● **Requirements**
Comb the records below for the string "Apellido" and copy each line where it turns up.

>> Begin Records for the exercise

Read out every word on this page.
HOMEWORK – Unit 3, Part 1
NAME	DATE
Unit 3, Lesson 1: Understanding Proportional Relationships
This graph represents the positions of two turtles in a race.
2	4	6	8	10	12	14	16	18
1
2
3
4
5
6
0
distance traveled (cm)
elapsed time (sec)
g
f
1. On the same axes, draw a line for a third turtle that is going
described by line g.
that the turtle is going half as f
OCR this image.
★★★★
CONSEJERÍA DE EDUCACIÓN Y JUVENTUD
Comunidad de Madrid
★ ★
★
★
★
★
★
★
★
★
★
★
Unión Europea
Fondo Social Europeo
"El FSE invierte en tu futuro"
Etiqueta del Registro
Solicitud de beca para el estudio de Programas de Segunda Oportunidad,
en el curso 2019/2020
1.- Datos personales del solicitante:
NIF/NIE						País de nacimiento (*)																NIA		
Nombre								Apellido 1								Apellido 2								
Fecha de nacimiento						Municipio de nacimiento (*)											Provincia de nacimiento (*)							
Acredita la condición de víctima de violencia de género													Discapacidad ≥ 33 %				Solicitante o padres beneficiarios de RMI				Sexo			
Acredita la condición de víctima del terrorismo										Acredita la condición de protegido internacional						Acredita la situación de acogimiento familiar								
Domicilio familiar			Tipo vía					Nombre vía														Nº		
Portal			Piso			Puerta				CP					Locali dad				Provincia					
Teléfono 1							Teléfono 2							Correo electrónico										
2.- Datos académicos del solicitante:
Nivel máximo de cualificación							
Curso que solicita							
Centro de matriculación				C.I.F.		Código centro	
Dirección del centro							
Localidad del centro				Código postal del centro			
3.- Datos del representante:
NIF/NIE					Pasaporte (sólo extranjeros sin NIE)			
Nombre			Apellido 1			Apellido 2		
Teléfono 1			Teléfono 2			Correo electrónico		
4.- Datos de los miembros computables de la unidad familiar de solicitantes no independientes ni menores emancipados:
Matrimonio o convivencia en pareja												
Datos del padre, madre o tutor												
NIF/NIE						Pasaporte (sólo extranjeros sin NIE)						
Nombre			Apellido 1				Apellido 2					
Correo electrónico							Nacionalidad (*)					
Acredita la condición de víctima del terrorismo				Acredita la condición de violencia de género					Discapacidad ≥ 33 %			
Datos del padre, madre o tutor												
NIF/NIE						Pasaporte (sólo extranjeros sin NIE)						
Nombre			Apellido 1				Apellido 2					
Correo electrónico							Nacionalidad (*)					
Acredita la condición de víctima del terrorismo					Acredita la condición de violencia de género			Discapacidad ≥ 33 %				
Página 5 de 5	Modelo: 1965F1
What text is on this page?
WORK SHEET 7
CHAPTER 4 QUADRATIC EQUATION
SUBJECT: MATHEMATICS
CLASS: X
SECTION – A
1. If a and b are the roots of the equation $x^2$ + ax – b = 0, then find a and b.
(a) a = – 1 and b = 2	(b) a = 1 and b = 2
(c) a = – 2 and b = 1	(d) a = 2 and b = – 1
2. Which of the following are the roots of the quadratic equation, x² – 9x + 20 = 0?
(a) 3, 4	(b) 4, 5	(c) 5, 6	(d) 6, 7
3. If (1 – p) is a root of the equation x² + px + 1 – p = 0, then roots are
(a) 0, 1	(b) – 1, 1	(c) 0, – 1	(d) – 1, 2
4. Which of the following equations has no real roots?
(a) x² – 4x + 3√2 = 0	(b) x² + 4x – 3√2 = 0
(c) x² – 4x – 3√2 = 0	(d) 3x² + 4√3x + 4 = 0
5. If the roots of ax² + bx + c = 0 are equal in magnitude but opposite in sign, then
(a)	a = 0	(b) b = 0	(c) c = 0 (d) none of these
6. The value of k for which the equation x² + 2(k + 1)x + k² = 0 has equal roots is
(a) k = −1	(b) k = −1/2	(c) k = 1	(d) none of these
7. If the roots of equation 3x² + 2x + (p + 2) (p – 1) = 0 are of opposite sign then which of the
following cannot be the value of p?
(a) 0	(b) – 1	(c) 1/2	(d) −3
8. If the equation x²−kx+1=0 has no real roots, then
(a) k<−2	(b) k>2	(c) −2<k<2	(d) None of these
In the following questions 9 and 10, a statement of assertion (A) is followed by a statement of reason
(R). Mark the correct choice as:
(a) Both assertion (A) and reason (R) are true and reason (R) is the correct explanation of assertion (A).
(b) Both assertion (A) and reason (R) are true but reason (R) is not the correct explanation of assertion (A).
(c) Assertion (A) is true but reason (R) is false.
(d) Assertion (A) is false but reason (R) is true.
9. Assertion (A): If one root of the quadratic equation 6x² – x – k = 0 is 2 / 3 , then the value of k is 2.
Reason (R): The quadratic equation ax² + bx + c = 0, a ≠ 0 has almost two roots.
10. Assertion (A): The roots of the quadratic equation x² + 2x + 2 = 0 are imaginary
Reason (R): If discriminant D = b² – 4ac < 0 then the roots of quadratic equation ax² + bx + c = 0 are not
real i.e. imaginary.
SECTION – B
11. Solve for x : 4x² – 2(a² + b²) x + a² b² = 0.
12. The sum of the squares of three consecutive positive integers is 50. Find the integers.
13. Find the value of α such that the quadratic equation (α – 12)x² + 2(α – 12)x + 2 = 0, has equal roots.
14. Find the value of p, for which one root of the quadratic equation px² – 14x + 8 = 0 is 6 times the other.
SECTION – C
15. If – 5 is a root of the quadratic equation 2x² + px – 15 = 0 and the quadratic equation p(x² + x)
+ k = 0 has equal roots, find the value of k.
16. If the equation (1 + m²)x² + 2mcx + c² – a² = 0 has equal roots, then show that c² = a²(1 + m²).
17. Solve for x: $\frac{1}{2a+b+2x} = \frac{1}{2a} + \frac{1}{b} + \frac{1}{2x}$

>> End Records for the exercise

● **Task result**
Nombre								Apellido 1								Apellido 2								
Nombre			Apellido 1			Apellido 2		
Nombre			Apellido 1				Apellido 2					
Nombre			Apellido 1				Apellido 2					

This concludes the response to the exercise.